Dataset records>
start

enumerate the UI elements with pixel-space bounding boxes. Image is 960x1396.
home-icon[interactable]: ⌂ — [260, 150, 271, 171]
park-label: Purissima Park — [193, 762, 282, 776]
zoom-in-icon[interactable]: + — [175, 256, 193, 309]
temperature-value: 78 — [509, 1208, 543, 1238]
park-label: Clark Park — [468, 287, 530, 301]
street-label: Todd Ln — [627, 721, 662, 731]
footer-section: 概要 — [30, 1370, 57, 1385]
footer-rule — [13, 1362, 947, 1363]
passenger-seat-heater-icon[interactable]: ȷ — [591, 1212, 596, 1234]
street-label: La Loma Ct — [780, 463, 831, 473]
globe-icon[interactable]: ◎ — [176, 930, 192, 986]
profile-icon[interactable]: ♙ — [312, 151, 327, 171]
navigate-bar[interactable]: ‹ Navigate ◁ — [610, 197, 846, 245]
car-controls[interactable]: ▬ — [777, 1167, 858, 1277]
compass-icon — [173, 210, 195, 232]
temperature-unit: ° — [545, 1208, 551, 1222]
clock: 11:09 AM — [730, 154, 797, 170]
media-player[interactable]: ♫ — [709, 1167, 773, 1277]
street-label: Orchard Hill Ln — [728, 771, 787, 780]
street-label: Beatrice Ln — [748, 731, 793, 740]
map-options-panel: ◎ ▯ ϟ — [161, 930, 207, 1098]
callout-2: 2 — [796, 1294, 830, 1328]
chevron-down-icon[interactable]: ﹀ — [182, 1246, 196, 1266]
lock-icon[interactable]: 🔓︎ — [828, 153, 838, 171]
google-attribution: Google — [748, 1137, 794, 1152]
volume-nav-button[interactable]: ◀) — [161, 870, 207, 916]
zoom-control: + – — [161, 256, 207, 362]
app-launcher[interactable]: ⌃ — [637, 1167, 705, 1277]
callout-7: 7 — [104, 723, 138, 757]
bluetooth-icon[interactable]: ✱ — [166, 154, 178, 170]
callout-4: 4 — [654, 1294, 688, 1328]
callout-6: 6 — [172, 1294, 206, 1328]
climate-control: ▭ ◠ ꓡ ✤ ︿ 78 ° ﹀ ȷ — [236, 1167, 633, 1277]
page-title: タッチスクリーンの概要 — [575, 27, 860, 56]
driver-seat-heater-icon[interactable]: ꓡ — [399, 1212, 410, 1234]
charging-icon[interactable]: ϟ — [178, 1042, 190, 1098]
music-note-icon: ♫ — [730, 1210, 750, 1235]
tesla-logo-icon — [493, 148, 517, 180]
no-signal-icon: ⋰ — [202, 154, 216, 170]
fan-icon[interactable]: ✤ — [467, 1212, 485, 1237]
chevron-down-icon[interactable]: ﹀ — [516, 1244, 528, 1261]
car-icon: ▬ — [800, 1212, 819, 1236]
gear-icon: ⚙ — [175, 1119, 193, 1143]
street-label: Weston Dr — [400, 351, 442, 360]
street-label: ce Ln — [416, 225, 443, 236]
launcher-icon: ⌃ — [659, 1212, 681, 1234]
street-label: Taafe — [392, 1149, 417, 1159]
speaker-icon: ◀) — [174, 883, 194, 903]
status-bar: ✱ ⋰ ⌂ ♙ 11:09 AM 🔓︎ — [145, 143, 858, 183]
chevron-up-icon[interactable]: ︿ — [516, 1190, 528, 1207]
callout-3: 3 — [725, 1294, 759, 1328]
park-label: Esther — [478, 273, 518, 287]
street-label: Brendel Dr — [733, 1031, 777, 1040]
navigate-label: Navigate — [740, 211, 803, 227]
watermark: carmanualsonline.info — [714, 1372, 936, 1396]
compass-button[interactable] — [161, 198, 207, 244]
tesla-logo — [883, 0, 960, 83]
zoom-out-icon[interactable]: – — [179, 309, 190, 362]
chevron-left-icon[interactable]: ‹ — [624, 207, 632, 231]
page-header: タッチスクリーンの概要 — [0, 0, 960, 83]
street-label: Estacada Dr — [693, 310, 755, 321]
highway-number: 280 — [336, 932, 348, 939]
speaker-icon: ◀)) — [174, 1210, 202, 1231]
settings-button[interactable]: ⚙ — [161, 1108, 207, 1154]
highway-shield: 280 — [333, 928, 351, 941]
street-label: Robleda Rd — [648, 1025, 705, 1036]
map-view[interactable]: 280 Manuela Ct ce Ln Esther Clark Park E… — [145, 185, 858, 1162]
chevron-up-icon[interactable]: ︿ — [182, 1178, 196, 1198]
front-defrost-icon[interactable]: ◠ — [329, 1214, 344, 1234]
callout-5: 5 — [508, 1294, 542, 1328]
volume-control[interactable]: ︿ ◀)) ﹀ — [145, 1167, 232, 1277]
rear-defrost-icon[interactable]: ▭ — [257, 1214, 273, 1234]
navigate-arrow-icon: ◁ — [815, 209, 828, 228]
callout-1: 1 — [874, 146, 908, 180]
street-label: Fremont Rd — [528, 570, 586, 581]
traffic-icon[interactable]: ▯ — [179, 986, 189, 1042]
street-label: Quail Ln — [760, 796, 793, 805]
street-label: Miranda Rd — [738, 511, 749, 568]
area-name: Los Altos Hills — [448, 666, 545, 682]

end

Given task>
Copy out the lines above verbatim, from the first line through the line with "street-label: Beatrice Ln", including both.

Task answer>
enumerate the UI elements with pixel-space bounding boxes. Image is 960x1396.
home-icon[interactable]: ⌂ — [260, 150, 271, 171]
park-label: Purissima Park — [193, 762, 282, 776]
zoom-in-icon[interactable]: + — [175, 256, 193, 309]
temperature-value: 78 — [509, 1208, 543, 1238]
park-label: Clark Park — [468, 287, 530, 301]
street-label: Todd Ln — [627, 721, 662, 731]
footer-section: 概要 — [30, 1370, 57, 1385]
footer-rule — [13, 1362, 947, 1363]
passenger-seat-heater-icon[interactable]: ȷ — [591, 1212, 596, 1234]
street-label: La Loma Ct — [780, 463, 831, 473]
globe-icon[interactable]: ◎ — [176, 930, 192, 986]
profile-icon[interactable]: ♙ — [312, 151, 327, 171]
navigate-bar[interactable]: ‹ Navigate ◁ — [610, 197, 846, 245]
car-controls[interactable]: ▬ — [777, 1167, 858, 1277]
compass-icon — [173, 210, 195, 232]
temperature-unit: ° — [545, 1208, 551, 1222]
clock: 11:09 AM — [730, 154, 797, 170]
media-player[interactable]: ♫ — [709, 1167, 773, 1277]
street-label: Orchard Hill Ln — [728, 771, 787, 780]
street-label: Beatrice Ln — [748, 731, 793, 740]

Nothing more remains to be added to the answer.